Start of DATASET EXTRACT
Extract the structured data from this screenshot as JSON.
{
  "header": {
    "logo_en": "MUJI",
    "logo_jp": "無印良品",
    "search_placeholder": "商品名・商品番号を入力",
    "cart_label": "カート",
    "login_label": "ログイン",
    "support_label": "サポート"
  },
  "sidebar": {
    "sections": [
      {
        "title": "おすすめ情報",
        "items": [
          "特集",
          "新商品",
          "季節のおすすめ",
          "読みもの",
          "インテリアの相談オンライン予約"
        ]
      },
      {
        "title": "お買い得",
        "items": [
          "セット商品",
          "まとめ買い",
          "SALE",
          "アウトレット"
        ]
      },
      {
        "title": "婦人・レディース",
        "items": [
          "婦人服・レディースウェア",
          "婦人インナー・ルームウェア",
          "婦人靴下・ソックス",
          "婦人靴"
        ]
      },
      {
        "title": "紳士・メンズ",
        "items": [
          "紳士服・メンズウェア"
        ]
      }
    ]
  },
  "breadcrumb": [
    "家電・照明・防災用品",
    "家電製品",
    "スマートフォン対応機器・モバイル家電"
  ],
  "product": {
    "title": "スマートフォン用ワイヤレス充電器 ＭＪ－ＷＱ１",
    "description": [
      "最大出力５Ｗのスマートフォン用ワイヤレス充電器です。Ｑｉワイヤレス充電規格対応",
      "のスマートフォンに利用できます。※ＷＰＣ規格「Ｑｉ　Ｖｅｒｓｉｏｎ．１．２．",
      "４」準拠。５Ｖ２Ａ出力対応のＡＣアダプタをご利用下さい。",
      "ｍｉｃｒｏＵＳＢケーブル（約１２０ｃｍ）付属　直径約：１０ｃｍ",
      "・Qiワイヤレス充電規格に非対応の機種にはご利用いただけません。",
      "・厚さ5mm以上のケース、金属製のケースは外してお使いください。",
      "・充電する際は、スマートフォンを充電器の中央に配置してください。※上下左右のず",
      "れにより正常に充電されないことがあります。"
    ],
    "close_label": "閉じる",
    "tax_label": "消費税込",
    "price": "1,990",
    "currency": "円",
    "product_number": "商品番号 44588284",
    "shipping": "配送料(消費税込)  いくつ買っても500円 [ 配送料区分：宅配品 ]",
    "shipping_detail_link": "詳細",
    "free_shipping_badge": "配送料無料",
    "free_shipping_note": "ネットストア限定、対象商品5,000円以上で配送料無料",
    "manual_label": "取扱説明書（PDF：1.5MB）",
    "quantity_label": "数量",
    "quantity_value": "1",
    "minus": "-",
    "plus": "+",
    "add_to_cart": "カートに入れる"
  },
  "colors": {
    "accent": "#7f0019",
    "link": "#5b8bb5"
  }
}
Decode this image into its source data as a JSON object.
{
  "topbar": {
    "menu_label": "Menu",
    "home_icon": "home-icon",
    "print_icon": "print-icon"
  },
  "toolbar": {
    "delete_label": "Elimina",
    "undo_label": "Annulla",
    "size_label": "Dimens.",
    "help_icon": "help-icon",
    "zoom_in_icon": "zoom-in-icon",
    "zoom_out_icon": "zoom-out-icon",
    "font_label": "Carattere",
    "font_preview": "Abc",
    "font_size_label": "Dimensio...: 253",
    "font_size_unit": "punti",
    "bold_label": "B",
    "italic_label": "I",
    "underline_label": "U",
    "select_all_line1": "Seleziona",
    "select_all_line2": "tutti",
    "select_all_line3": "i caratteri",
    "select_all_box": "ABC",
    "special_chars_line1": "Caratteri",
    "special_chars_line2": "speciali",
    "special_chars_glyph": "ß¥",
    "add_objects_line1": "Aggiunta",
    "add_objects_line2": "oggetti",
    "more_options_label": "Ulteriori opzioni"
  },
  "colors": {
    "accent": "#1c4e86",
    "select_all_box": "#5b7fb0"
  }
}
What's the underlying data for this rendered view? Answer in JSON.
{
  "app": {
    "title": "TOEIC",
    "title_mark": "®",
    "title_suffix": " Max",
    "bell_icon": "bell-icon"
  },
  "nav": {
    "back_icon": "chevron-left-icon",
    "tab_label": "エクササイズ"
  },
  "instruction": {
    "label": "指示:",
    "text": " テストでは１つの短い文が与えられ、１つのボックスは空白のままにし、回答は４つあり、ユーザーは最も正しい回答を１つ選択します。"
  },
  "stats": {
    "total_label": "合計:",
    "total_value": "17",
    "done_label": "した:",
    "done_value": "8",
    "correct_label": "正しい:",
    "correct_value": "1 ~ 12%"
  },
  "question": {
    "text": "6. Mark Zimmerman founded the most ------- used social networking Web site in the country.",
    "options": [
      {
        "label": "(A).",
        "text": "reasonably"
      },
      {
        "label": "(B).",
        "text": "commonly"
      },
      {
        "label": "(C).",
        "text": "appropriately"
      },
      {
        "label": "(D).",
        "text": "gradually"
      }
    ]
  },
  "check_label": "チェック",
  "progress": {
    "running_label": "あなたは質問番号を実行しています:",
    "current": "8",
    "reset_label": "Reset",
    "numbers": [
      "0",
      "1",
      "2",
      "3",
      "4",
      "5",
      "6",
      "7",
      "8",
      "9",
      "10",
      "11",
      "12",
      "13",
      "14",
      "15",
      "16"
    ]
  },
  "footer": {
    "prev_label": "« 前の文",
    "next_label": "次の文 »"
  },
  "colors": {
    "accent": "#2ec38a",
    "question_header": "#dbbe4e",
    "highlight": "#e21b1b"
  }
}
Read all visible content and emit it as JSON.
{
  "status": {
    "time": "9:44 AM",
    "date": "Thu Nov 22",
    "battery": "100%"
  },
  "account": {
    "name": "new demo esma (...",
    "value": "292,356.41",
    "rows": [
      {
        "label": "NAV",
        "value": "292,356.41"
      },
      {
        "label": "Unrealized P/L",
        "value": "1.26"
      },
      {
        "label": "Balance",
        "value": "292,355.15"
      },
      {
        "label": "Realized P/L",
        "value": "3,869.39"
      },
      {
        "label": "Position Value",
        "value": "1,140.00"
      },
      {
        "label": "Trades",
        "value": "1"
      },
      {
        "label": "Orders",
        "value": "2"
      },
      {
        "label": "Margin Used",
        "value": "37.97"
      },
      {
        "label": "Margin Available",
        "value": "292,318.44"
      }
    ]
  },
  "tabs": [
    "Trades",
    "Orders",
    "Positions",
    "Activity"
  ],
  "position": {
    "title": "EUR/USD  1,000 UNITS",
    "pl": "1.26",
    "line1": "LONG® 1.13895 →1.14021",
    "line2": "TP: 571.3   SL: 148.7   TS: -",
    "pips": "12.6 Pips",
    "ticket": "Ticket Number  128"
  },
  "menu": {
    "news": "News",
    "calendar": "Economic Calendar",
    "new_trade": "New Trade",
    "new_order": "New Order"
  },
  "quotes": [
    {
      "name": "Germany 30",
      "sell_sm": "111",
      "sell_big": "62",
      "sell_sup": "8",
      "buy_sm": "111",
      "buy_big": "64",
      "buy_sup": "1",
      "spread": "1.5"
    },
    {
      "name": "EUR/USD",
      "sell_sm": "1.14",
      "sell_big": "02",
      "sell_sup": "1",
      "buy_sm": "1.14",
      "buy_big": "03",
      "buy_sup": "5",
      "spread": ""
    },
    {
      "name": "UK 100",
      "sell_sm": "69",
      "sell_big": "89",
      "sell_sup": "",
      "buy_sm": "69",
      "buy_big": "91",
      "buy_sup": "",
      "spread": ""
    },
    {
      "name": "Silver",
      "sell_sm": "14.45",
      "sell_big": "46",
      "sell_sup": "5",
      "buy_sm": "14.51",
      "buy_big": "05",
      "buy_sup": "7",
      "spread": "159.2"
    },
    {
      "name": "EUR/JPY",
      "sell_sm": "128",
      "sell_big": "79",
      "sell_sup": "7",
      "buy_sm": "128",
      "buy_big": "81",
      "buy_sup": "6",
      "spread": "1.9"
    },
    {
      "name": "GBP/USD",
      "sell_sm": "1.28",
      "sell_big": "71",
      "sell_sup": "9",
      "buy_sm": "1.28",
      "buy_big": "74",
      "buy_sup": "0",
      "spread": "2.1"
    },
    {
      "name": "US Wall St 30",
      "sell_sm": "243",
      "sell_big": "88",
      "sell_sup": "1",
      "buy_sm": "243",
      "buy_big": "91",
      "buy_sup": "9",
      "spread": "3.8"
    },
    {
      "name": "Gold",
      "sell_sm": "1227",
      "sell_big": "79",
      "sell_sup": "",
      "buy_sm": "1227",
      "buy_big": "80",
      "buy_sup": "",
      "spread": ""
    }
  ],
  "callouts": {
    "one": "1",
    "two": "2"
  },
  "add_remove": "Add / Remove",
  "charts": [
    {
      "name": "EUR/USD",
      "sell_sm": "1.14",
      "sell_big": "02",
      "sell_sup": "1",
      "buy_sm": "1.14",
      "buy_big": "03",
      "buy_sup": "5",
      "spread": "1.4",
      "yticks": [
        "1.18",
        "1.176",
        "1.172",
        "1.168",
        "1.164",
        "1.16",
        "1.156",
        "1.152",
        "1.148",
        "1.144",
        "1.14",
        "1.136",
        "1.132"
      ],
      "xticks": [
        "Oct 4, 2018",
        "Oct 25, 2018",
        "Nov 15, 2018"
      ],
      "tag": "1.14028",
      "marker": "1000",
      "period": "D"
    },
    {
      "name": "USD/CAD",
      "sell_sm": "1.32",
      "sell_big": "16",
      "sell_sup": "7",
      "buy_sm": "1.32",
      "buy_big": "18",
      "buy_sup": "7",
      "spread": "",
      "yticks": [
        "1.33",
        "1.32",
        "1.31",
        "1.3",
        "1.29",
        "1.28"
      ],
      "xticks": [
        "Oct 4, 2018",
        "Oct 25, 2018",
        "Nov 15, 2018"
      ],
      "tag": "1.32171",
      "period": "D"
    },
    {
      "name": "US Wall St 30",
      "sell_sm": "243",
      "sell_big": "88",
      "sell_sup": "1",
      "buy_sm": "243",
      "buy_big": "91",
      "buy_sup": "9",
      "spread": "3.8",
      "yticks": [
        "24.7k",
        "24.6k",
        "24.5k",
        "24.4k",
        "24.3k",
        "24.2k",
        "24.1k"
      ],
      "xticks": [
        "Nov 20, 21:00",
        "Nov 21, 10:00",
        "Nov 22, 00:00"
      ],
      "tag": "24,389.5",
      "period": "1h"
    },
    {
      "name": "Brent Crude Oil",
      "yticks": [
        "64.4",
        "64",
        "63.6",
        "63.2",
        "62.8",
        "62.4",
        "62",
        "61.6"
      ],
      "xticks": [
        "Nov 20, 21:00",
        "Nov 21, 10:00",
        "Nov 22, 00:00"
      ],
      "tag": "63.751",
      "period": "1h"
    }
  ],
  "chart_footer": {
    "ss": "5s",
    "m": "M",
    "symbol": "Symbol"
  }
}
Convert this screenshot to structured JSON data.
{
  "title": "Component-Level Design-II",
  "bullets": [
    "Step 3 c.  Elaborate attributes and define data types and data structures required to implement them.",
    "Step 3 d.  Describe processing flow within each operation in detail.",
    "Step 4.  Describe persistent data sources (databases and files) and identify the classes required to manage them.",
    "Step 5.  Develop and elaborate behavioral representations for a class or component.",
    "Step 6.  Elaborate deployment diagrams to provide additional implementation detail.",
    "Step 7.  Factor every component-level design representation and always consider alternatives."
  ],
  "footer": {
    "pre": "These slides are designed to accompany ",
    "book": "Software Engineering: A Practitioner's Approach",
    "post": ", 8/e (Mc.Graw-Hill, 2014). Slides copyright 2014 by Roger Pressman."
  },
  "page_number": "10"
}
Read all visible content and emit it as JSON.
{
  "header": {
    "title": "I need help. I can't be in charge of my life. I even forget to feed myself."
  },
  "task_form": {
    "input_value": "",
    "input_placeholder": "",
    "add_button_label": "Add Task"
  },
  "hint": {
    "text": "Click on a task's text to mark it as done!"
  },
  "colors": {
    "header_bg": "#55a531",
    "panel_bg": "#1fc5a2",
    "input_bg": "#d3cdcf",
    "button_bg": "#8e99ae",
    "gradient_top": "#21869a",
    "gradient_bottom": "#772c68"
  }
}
End of DATASET EXTRACT
- _REQUIREMENTS_:
Beginning at the line that holds "Convert this screenshot", write out word for word each line through the end of the records.

- _RESPONSE BELOW_:
Convert this screenshot to structured JSON data.
{
  "title": "Component-Level Design-II",
  "bullets": [
    "Step 3 c.  Elaborate attributes and define data types and data structures required to implement them.",
    "Step 3 d.  Describe processing flow within each operation in detail.",
    "Step 4.  Describe persistent data sources (databases and files) and identify the classes required to manage them.",
    "Step 5.  Develop and elaborate behavioral representations for a class or component.",
    "Step 6.  Elaborate deployment diagrams to provide additional implementation detail.",
    "Step 7.  Factor every component-level design representation and always consider alternatives."
  ],
  "footer": {
    "pre": "These slides are designed to accompany ",
    "book": "Software Engineering: A Practitioner's Approach",
    "post": ", 8/e (Mc.Graw-Hill, 2014). Slides copyright 2014 by Roger Pressman."
  },
  "page_number": "10"
}
Read all visible content and emit it as JSON.
{
  "header": {
    "title": "I need help. I can't be in charge of my life. I even forget to feed myself."
  },
  "task_form": {
    "input_value": "",
    "input_placeholder": "",
    "add_button_label": "Add Task"
  },
  "hint": {
    "text": "Click on a task's text to mark it as done!"
  },
  "colors": {
    "header_bg": "#55a531",
    "panel_bg": "#1fc5a2",
    "input_bg": "#d3cdcf",
    "button_bg": "#8e99ae",
    "gradient_top": "#21869a",
    "gradient_bottom": "#772c68"
  }
}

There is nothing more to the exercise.